Stored data entries
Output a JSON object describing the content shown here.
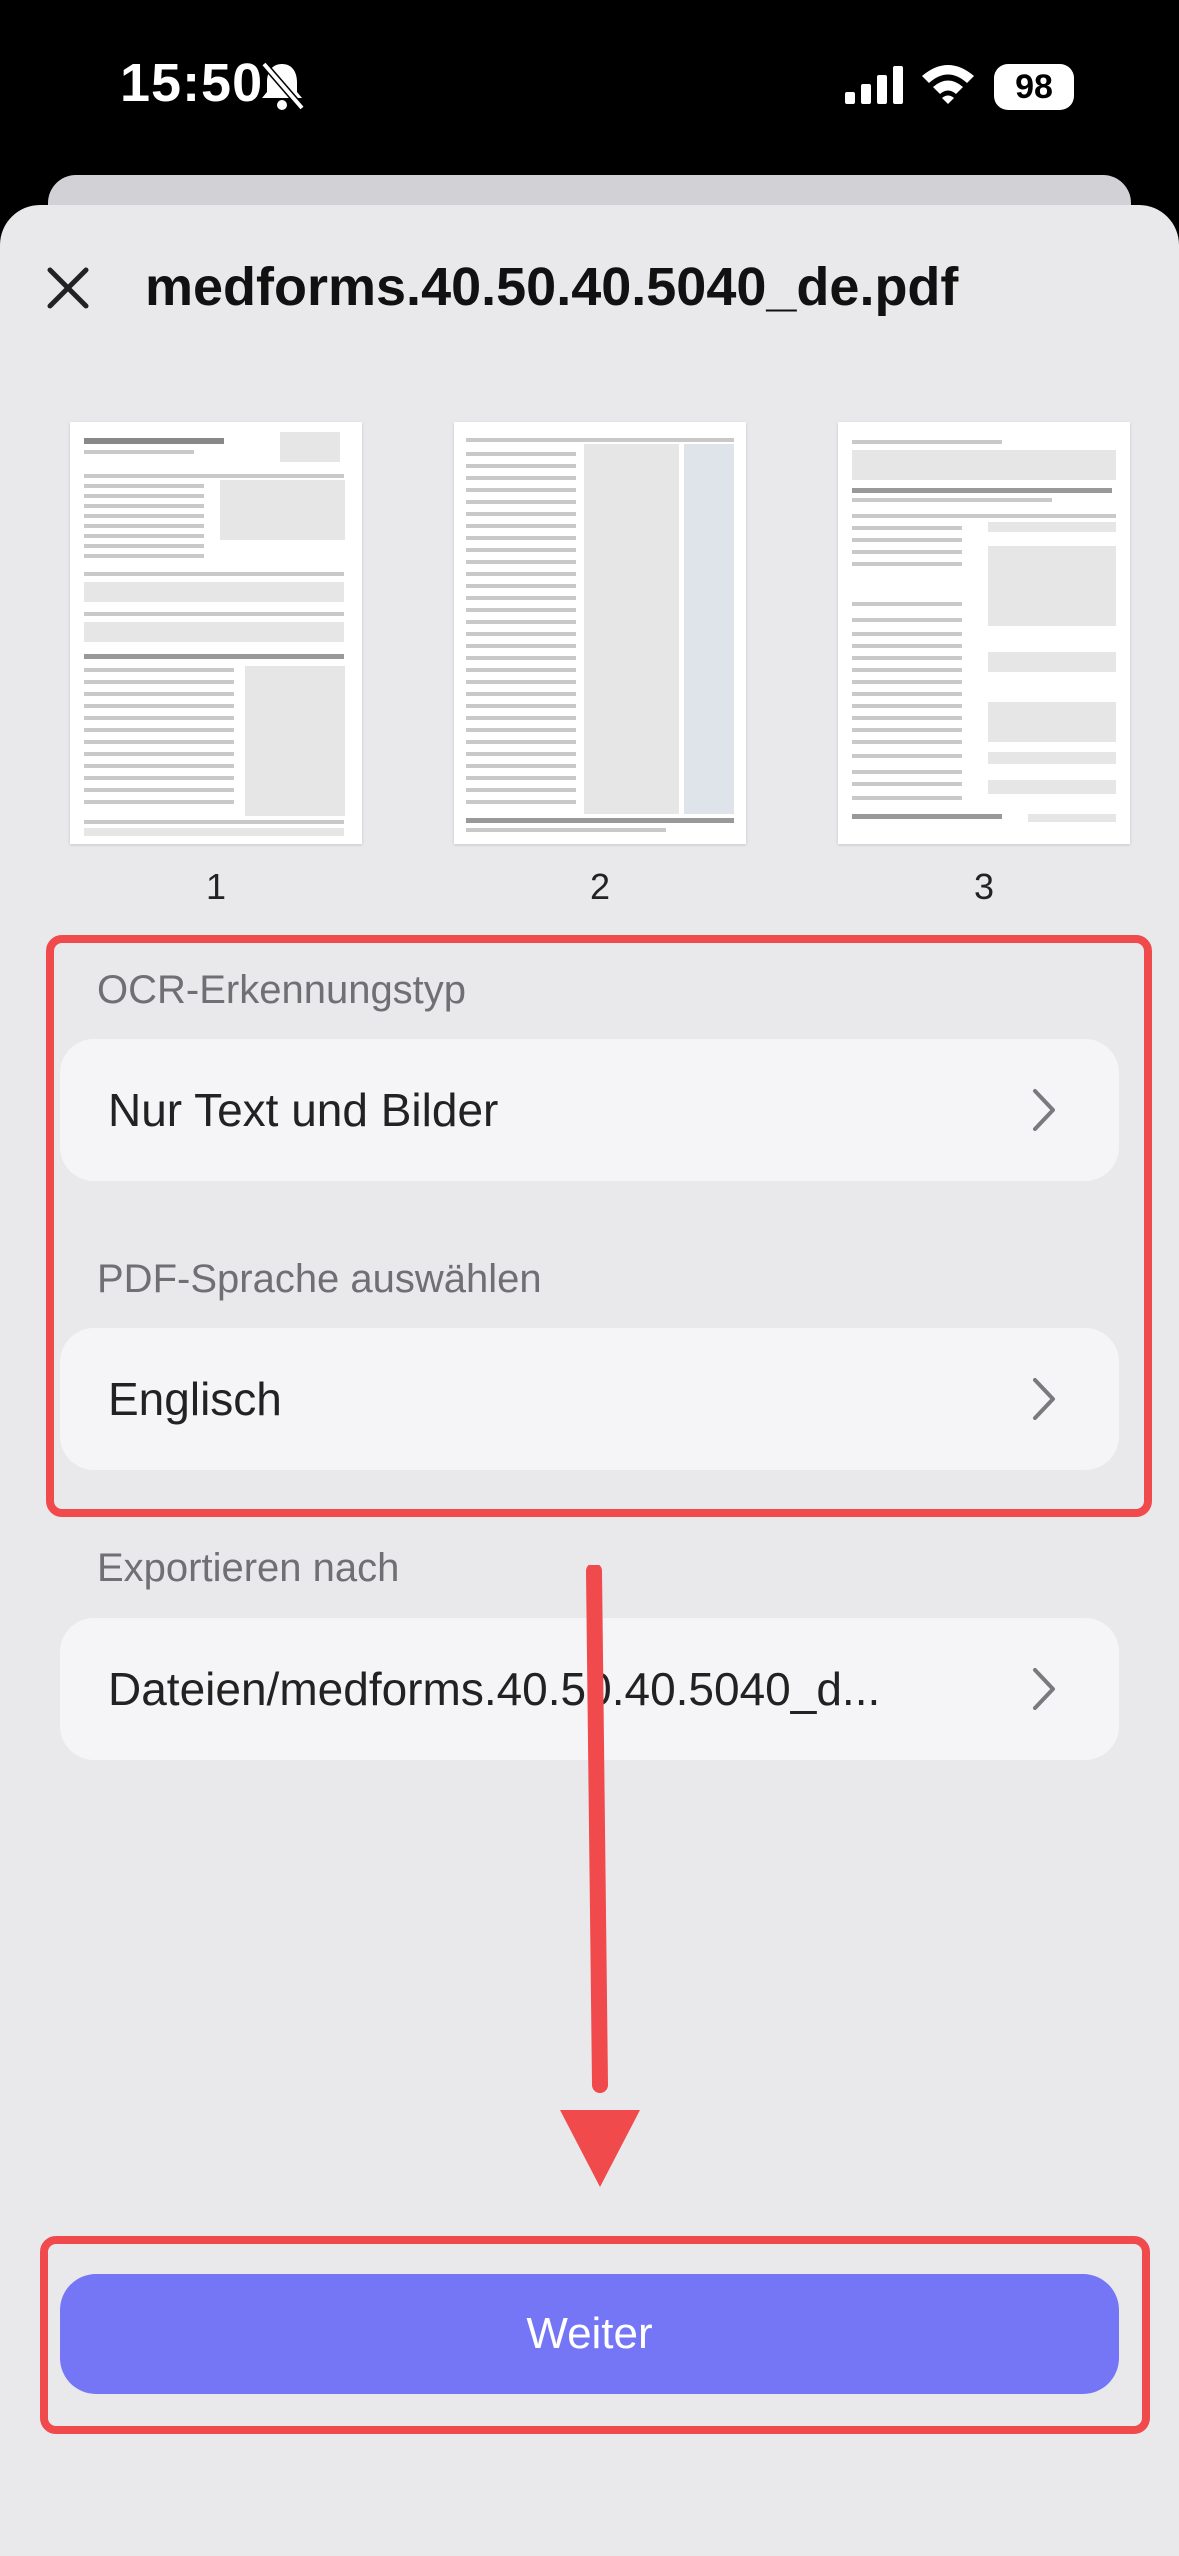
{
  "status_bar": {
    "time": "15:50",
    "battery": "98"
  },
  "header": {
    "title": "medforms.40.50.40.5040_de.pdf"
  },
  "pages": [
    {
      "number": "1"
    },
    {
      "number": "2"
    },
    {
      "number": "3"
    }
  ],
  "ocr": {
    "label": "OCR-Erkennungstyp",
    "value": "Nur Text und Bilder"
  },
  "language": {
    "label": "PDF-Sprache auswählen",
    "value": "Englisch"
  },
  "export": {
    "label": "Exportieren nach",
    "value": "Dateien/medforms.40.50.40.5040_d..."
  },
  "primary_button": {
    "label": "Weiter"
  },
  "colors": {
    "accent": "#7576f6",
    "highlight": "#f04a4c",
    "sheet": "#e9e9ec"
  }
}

◆ Request
Leave out the pictures and return every record word for word.

◆ Reply
Output a JSON object describing the content shown here.
{
  "status_bar": {
    "time": "15:50",
    "battery": "98"
  },
  "header": {
    "title": "medforms.40.50.40.5040_de.pdf"
  },
  "pages": [
    {
      "number": "1"
    },
    {
      "number": "2"
    },
    {
      "number": "3"
    }
  ],
  "ocr": {
    "label": "OCR-Erkennungstyp",
    "value": "Nur Text und Bilder"
  },
  "language": {
    "label": "PDF-Sprache auswählen",
    "value": "Englisch"
  },
  "export": {
    "label": "Exportieren nach",
    "value": "Dateien/medforms.40.50.40.5040_d..."
  },
  "primary_button": {
    "label": "Weiter"
  },
  "colors": {
    "accent": "#7576f6",
    "highlight": "#f04a4c",
    "sheet": "#e9e9ec"
  }
}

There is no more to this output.